### Stated problem
Find all the lines with "title" and gather them.

### Extracted entries
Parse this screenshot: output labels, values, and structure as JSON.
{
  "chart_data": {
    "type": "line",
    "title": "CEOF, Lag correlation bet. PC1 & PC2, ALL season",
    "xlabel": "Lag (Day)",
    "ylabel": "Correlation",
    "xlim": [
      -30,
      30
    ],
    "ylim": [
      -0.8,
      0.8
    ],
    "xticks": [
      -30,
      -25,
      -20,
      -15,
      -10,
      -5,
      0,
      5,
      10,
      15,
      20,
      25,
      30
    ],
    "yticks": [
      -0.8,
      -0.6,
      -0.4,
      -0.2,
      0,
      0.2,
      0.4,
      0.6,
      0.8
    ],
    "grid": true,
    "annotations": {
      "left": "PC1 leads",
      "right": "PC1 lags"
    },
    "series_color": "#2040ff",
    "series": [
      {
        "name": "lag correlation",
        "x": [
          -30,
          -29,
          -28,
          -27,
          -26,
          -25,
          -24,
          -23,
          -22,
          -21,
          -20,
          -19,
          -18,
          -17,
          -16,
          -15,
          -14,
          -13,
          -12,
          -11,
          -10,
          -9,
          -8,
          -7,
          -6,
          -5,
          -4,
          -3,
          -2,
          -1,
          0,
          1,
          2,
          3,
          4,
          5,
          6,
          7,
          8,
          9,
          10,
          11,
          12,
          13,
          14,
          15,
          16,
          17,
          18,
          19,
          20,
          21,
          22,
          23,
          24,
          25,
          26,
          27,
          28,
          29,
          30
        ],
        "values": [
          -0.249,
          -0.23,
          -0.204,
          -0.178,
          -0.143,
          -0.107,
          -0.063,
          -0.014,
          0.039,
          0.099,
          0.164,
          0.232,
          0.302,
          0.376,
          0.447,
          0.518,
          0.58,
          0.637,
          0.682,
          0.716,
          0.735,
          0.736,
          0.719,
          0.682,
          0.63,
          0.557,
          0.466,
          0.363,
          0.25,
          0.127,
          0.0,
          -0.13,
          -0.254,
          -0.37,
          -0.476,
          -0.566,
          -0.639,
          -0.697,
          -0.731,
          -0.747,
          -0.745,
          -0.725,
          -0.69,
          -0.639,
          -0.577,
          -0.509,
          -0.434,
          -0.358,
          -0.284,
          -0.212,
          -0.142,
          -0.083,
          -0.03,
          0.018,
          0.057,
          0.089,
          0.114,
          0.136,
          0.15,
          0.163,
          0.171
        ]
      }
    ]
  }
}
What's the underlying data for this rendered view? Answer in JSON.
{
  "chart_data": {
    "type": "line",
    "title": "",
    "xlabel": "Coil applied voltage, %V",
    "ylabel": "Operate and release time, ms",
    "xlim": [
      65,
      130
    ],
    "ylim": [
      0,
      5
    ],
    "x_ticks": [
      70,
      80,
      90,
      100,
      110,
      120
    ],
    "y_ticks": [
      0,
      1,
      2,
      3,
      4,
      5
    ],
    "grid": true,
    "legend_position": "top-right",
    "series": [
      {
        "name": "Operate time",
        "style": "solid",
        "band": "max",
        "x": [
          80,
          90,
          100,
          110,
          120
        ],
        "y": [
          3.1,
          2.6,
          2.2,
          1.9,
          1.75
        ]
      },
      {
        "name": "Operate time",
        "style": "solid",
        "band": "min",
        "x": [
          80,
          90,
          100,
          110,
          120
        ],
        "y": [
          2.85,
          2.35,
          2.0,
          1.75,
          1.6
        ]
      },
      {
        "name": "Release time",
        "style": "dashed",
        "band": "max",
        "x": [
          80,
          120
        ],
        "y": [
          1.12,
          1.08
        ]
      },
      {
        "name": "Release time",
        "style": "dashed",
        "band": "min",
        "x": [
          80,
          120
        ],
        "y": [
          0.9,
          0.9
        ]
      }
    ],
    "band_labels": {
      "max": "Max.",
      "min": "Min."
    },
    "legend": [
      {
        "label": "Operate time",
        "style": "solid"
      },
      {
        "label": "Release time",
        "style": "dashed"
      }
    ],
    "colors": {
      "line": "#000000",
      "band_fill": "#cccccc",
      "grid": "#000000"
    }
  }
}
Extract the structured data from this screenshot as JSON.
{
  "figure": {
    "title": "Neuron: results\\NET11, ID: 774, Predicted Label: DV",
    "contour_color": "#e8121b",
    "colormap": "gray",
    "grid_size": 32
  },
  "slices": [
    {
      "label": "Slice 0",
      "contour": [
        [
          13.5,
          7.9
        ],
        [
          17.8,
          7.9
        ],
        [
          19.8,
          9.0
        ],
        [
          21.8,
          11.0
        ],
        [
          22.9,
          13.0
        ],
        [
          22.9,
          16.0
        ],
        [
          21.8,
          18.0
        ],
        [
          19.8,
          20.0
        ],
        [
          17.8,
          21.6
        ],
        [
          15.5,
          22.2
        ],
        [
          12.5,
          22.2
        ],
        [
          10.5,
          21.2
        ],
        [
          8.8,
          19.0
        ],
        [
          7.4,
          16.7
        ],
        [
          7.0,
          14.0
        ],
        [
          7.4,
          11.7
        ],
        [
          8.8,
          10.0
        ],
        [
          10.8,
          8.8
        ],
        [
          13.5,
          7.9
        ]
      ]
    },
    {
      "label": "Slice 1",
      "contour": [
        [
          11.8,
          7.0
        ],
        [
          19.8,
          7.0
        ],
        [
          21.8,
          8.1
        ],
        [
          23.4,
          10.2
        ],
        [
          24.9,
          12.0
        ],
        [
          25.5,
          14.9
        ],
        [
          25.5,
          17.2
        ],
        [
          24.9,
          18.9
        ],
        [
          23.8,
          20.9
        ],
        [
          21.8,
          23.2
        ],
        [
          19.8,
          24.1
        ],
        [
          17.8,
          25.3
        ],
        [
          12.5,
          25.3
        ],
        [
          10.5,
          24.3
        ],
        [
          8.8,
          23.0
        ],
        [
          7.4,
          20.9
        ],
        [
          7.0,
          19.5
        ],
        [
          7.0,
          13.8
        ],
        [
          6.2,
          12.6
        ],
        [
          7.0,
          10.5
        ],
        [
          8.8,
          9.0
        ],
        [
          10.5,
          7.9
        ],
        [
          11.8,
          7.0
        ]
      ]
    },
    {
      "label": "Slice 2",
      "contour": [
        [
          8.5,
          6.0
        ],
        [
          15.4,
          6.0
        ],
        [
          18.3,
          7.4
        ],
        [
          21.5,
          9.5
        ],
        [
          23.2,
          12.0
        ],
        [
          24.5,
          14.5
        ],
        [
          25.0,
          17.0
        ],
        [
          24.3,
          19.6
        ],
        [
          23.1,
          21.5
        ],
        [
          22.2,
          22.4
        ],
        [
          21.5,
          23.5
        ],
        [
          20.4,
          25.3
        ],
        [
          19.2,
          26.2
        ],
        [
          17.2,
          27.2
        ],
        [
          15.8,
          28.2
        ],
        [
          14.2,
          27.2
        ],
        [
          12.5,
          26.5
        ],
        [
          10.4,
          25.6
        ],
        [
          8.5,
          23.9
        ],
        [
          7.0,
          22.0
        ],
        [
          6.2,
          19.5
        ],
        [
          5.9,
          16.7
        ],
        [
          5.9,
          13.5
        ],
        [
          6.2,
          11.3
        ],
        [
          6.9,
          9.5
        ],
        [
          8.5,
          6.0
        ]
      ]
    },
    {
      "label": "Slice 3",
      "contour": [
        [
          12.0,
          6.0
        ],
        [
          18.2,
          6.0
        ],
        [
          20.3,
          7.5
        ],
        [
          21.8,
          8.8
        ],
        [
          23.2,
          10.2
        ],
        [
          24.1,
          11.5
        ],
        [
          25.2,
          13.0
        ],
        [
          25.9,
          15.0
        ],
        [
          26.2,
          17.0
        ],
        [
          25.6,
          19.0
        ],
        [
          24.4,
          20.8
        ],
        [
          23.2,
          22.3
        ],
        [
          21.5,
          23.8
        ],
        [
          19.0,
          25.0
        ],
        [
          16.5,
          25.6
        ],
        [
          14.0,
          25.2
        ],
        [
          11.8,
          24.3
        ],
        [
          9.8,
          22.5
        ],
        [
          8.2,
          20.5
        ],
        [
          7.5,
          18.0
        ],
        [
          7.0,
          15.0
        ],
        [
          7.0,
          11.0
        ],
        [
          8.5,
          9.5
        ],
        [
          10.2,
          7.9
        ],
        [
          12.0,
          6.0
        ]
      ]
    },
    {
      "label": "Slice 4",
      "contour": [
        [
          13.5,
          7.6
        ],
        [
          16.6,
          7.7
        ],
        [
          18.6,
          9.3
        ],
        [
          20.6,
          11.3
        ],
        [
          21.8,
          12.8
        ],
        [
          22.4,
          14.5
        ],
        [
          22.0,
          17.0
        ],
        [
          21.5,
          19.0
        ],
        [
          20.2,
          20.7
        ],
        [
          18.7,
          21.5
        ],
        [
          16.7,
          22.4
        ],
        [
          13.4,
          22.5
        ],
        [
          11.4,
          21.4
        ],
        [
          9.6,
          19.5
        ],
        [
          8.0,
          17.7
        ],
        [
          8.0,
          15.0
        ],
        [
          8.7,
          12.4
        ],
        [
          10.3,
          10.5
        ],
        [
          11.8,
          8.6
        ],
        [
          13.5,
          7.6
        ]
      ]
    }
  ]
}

### Solution to the exercise
    "title": "CEOF, Lag correlation bet. PC1 & PC2, ALL season",
    "title": "",
    "title": "Neuron: results\\NET11, ID: 774, Predicted Label: DV",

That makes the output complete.